* [Written request]: Make an exact copy of all the entries, but do not reproduce the pictures.
### Listed entries ###
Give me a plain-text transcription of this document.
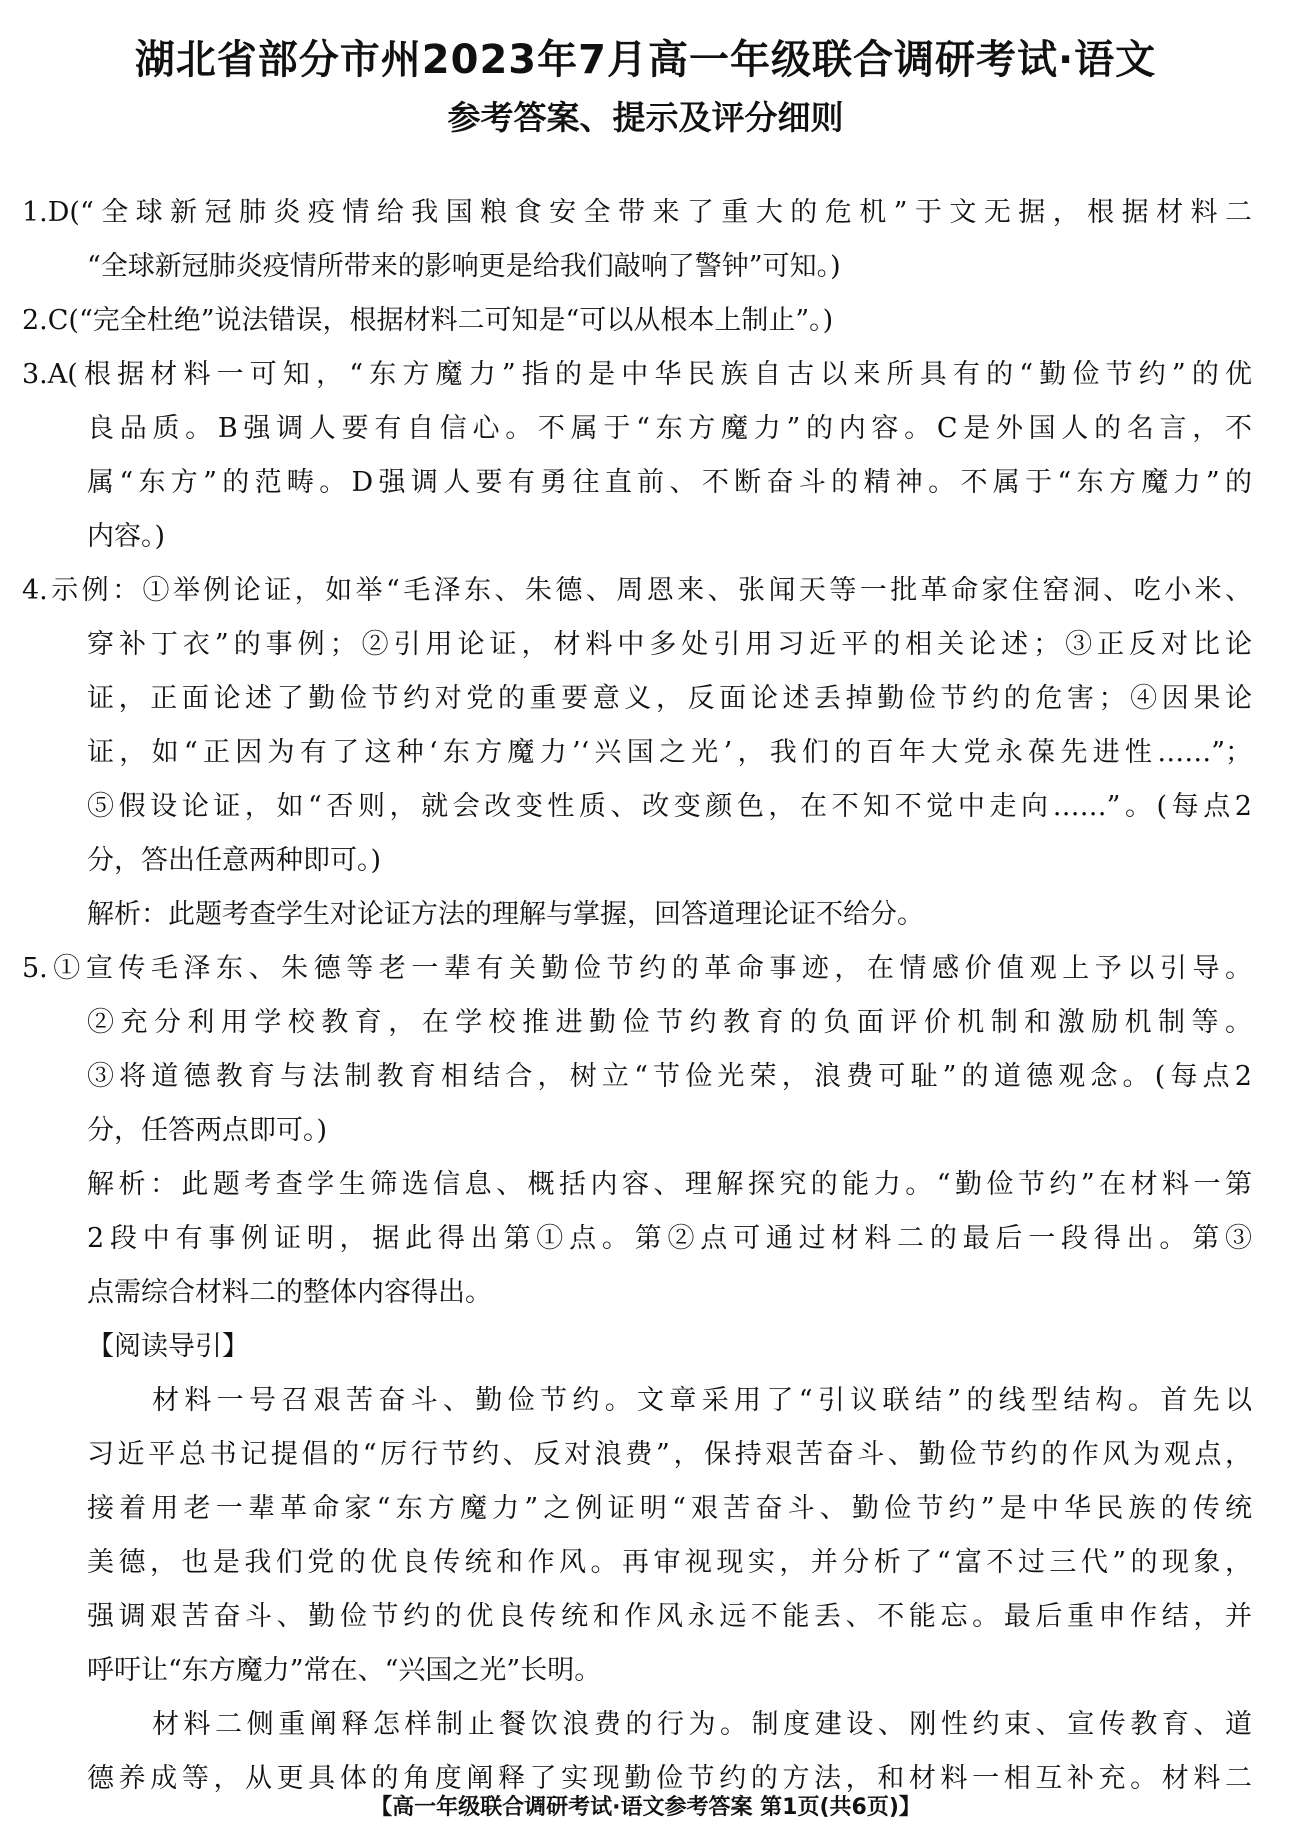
湖北省部分市州2023年7月高一年级联合调研考试·语文
参考答案、提示及评分细则
1.D(“全球新冠肺炎疫情给我国粮食安全带来了重大的危机”于文无据，根据材料二
“全球新冠肺炎疫情所带来的影响更是给我们敲响了警钟”可知。)
2.C(“完全杜绝”说法错误，根据材料二可知是“可以从根本上制止”。)
3.A(根据材料一可知，“东方魔力”指的是中华民族自古以来所具有的“勤俭节约”的优
良品质。B强调人要有自信心。不属于“东方魔力”的内容。C是外国人的名言，不
属“东方”的范畴。D强调人要有勇往直前、不断奋斗的精神。不属于“东方魔力”的
内容。)
4.示例：①举例论证，如举“毛泽东、朱德、周恩来、张闻天等一批革命家住窑洞、吃小米、
穿补丁衣”的事例；②引用论证，材料中多处引用习近平的相关论述；③正反对比论
证，正面论述了勤俭节约对党的重要意义，反面论述丢掉勤俭节约的危害；④因果论
证，如“正因为有了这种‘东方魔力’‘兴国之光’，我们的百年大党永葆先进性……”；
⑤假设论证，如“否则，就会改变性质、改变颜色，在不知不觉中走向……”。(每点2
分，答出任意两种即可。)
解析：此题考查学生对论证方法的理解与掌握，回答道理论证不给分。
5.①宣传毛泽东、朱德等老一辈有关勤俭节约的革命事迹，在情感价值观上予以引导。
②充分利用学校教育，在学校推进勤俭节约教育的负面评价机制和激励机制等。
③将道德教育与法制教育相结合，树立“节俭光荣，浪费可耻”的道德观念。(每点2
分，任答两点即可。)
解析：此题考查学生筛选信息、概括内容、理解探究的能力。“勤俭节约”在材料一第
2段中有事例证明，据此得出第①点。第②点可通过材料二的最后一段得出。第③
点需综合材料二的整体内容得出。
【阅读导引】
材料一号召艰苦奋斗、勤俭节约。文章采用了“引议联结”的线型结构。首先以
习近平总书记提倡的“厉行节约、反对浪费”，保持艰苦奋斗、勤俭节约的作风为观点，
接着用老一辈革命家“东方魔力”之例证明“艰苦奋斗、勤俭节约”是中华民族的传统
美德，也是我们党的优良传统和作风。再审视现实，并分析了“富不过三代”的现象，
强调艰苦奋斗、勤俭节约的优良传统和作风永远不能丢、不能忘。最后重申作结，并
呼吁让“东方魔力”常在、“兴国之光”长明。
材料二侧重阐释怎样制止餐饮浪费的行为。制度建设、刚性约束、宣传教育、道
德养成等，从更具体的角度阐释了实现勤俭节约的方法，和材料一相互补充。材料二
【高一年级联合调研考试·语文参考答案 第1页(共6页)】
###
* [Result below]:
Give me a plain-text transcription of this document.
湖北省部分市州2023年7月高一年级联合调研考试·语文
参考答案、提示及评分细则
1.D(“全球新冠肺炎疫情给我国粮食安全带来了重大的危机”于文无据，根据材料二
“全球新冠肺炎疫情所带来的影响更是给我们敲响了警钟”可知。)
2.C(“完全杜绝”说法错误，根据材料二可知是“可以从根本上制止”。)
3.A(根据材料一可知，“东方魔力”指的是中华民族自古以来所具有的“勤俭节约”的优
良品质。B强调人要有自信心。不属于“东方魔力”的内容。C是外国人的名言，不
属“东方”的范畴。D强调人要有勇往直前、不断奋斗的精神。不属于“东方魔力”的
内容。)
4.示例：①举例论证，如举“毛泽东、朱德、周恩来、张闻天等一批革命家住窑洞、吃小米、
穿补丁衣”的事例；②引用论证，材料中多处引用习近平的相关论述；③正反对比论
证，正面论述了勤俭节约对党的重要意义，反面论述丢掉勤俭节约的危害；④因果论
证，如“正因为有了这种‘东方魔力’‘兴国之光’，我们的百年大党永葆先进性……”；
⑤假设论证，如“否则，就会改变性质、改变颜色，在不知不觉中走向……”。(每点2
分，答出任意两种即可。)
解析：此题考查学生对论证方法的理解与掌握，回答道理论证不给分。
5.①宣传毛泽东、朱德等老一辈有关勤俭节约的革命事迹，在情感价值观上予以引导。
②充分利用学校教育，在学校推进勤俭节约教育的负面评价机制和激励机制等。
③将道德教育与法制教育相结合，树立“节俭光荣，浪费可耻”的道德观念。(每点2
分，任答两点即可。)
解析：此题考查学生筛选信息、概括内容、理解探究的能力。“勤俭节约”在材料一第
2段中有事例证明，据此得出第①点。第②点可通过材料二的最后一段得出。第③
点需综合材料二的整体内容得出。
【阅读导引】
材料一号召艰苦奋斗、勤俭节约。文章采用了“引议联结”的线型结构。首先以
习近平总书记提倡的“厉行节约、反对浪费”，保持艰苦奋斗、勤俭节约的作风为观点，
接着用老一辈革命家“东方魔力”之例证明“艰苦奋斗、勤俭节约”是中华民族的传统
美德，也是我们党的优良传统和作风。再审视现实，并分析了“富不过三代”的现象，
强调艰苦奋斗、勤俭节约的优良传统和作风永远不能丢、不能忘。最后重申作结，并
呼吁让“东方魔力”常在、“兴国之光”长明。
材料二侧重阐释怎样制止餐饮浪费的行为。制度建设、刚性约束、宣传教育、道
德养成等，从更具体的角度阐释了实现勤俭节约的方法，和材料一相互补充。材料二
【高一年级联合调研考试·语文参考答案 第1页(共6页)】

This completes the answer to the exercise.